▶ _Records to process_:

────────

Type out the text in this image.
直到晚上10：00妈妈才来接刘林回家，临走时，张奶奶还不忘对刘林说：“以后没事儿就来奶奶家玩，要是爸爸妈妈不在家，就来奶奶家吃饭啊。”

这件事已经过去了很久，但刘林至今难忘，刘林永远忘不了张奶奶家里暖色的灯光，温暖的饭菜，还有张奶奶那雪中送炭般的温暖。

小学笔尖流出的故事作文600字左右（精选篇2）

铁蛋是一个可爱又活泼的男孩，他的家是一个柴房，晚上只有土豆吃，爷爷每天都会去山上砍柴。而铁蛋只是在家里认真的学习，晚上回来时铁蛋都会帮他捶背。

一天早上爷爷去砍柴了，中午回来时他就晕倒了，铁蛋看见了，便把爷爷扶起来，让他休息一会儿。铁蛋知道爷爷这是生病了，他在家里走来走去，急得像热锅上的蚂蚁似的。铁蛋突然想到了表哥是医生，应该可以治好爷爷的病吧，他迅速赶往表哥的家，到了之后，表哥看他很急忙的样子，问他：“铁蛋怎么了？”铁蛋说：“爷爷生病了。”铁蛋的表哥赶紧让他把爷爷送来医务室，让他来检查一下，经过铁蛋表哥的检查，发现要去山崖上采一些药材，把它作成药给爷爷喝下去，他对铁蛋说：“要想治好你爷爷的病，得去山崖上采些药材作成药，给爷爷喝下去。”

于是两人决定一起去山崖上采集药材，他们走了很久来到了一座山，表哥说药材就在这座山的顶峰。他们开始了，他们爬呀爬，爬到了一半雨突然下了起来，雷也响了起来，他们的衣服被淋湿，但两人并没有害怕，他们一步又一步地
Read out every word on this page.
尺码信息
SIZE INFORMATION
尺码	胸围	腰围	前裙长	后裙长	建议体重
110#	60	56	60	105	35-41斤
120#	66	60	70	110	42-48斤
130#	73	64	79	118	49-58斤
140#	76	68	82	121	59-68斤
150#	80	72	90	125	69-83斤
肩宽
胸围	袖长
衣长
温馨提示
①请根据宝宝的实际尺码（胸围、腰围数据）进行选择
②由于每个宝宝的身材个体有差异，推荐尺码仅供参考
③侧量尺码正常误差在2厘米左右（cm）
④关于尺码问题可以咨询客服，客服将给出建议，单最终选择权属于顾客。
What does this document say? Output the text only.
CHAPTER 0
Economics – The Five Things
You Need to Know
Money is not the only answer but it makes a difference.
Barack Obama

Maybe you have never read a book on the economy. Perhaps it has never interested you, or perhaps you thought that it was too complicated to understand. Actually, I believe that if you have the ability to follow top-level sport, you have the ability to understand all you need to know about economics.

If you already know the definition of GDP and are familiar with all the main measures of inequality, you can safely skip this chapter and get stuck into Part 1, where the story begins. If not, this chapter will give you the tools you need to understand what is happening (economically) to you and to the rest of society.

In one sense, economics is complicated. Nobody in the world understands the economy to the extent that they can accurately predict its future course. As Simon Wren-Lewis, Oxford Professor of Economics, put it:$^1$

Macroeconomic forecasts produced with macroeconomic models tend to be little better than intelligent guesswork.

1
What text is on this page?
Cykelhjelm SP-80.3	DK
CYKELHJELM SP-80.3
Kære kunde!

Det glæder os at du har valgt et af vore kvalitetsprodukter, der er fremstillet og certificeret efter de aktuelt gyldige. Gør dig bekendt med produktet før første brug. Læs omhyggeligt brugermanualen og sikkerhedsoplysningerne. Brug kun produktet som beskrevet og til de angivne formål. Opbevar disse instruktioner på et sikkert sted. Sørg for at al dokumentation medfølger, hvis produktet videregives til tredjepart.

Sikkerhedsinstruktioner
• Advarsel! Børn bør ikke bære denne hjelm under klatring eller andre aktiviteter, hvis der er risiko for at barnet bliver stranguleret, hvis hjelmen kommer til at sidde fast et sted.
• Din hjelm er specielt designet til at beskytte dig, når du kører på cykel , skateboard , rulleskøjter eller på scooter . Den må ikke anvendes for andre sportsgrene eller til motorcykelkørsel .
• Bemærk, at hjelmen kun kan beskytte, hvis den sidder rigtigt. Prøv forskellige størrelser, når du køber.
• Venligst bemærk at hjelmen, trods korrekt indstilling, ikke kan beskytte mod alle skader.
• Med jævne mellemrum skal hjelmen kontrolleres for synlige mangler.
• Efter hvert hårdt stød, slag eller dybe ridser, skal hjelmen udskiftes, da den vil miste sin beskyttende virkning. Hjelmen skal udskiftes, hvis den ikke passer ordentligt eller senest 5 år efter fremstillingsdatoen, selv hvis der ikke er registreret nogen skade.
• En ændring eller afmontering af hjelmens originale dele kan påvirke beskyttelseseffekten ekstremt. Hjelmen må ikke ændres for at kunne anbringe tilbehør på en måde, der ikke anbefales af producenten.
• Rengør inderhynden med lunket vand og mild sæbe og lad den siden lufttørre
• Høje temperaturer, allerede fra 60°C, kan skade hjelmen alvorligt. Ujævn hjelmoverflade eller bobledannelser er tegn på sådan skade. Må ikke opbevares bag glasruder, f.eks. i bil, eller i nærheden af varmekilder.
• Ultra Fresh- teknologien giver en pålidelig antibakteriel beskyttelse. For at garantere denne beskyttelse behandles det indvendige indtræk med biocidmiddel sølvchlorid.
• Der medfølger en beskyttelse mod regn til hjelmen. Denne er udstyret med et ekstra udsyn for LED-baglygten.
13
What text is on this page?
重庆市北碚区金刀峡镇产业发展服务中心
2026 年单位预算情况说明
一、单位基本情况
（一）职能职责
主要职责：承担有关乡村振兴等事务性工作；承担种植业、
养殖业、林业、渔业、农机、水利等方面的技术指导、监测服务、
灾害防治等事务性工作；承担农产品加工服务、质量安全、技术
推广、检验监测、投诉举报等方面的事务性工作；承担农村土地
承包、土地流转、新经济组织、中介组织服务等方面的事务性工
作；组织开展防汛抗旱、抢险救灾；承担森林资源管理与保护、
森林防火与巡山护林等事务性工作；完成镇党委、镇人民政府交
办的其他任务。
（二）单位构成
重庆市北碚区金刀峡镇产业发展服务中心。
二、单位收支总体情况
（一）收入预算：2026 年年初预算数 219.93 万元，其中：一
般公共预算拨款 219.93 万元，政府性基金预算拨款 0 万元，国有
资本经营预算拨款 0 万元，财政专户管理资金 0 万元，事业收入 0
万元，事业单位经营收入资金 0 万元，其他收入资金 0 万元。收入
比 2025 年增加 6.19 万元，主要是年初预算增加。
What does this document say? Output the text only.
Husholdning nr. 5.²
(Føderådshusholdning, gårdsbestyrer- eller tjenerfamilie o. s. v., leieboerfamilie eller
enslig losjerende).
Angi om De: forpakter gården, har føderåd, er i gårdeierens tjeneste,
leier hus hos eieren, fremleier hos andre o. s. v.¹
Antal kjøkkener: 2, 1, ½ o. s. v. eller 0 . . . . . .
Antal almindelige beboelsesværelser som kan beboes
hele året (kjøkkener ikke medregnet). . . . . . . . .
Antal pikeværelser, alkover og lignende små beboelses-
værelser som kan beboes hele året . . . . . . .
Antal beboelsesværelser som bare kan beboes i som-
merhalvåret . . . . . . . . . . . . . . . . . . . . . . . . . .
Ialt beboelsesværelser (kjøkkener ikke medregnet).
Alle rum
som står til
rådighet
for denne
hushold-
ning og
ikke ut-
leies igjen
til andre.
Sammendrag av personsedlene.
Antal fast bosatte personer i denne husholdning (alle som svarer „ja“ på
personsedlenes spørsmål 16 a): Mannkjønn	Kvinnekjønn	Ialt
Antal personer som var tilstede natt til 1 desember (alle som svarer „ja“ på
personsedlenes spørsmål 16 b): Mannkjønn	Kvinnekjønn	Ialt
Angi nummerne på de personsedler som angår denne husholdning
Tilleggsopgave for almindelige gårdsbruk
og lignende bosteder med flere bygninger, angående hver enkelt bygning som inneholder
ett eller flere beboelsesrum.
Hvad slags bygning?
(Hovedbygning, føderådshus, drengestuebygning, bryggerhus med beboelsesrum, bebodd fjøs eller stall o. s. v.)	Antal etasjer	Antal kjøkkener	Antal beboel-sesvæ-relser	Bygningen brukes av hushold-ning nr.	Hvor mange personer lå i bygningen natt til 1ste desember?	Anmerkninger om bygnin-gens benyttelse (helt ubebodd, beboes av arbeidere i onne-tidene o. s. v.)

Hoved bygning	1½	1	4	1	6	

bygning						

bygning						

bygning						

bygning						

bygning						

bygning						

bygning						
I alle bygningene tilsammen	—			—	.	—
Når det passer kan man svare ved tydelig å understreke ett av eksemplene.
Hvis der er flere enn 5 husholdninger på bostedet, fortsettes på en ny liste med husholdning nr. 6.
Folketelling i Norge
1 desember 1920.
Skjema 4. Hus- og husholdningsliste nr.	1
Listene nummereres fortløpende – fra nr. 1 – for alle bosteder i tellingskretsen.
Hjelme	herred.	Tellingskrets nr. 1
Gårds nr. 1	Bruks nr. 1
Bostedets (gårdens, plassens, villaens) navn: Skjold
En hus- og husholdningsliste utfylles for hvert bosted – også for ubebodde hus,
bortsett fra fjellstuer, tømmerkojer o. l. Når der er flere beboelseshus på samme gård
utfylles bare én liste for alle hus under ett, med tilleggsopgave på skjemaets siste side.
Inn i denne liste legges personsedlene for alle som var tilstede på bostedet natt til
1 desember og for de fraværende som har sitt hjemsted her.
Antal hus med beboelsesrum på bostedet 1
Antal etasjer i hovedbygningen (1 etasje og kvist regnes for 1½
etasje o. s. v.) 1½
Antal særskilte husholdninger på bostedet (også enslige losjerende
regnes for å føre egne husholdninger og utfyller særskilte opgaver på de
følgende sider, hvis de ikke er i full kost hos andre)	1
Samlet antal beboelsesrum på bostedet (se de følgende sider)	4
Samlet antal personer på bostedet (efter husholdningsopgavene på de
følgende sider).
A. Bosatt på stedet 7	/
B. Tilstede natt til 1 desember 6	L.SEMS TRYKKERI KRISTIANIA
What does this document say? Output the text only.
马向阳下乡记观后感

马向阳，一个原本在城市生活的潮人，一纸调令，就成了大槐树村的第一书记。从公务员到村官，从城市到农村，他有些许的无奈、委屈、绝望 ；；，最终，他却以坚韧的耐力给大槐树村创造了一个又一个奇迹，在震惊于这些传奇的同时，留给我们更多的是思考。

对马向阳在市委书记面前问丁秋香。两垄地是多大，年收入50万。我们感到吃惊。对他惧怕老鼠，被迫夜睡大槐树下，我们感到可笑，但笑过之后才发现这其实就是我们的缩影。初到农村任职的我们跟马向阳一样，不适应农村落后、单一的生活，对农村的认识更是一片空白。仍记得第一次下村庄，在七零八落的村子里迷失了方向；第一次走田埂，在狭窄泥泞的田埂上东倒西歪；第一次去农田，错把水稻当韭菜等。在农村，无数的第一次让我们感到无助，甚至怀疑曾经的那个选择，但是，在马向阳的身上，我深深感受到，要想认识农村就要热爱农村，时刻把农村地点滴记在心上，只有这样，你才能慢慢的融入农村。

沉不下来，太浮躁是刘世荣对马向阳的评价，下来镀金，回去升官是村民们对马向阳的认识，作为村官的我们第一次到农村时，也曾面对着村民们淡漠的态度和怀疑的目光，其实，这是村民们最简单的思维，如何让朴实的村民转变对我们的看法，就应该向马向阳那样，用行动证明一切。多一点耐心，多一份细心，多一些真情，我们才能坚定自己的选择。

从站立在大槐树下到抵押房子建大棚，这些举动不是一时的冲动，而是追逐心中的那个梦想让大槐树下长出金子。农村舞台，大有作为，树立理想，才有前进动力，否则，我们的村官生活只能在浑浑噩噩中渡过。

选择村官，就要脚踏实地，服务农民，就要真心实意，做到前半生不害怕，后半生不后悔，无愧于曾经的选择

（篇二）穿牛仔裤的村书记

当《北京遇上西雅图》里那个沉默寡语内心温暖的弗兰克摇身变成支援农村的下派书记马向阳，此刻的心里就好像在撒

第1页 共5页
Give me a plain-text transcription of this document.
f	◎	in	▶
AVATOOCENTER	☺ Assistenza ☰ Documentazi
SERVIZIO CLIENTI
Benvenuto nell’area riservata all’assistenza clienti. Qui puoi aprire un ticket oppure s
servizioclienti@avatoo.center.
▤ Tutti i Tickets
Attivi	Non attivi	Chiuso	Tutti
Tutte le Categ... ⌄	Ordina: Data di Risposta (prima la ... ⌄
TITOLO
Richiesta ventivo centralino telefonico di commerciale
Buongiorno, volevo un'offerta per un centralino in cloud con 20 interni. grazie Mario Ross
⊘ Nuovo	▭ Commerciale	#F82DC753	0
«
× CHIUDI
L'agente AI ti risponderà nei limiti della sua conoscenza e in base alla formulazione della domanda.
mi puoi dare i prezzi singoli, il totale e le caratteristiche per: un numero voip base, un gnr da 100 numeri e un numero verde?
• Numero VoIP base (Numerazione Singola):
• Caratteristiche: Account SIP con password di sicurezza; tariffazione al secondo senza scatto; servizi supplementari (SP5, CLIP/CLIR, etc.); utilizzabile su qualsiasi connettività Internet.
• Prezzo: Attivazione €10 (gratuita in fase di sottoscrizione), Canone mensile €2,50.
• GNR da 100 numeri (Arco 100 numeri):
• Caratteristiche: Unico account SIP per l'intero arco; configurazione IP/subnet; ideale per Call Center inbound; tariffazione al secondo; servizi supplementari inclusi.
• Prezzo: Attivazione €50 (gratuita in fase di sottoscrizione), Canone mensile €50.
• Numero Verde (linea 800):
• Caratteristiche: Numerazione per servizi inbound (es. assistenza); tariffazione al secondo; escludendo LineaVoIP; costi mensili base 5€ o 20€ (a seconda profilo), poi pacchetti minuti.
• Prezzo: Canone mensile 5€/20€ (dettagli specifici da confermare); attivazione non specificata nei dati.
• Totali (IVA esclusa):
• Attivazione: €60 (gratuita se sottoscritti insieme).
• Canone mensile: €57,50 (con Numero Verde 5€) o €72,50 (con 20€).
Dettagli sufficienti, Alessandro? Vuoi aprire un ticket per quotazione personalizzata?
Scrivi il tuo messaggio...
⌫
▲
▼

────────

▶ _Problem_: In how many lines does the word "medregnet" appear? Respond with the number alone.

▶ _Solution below_: 2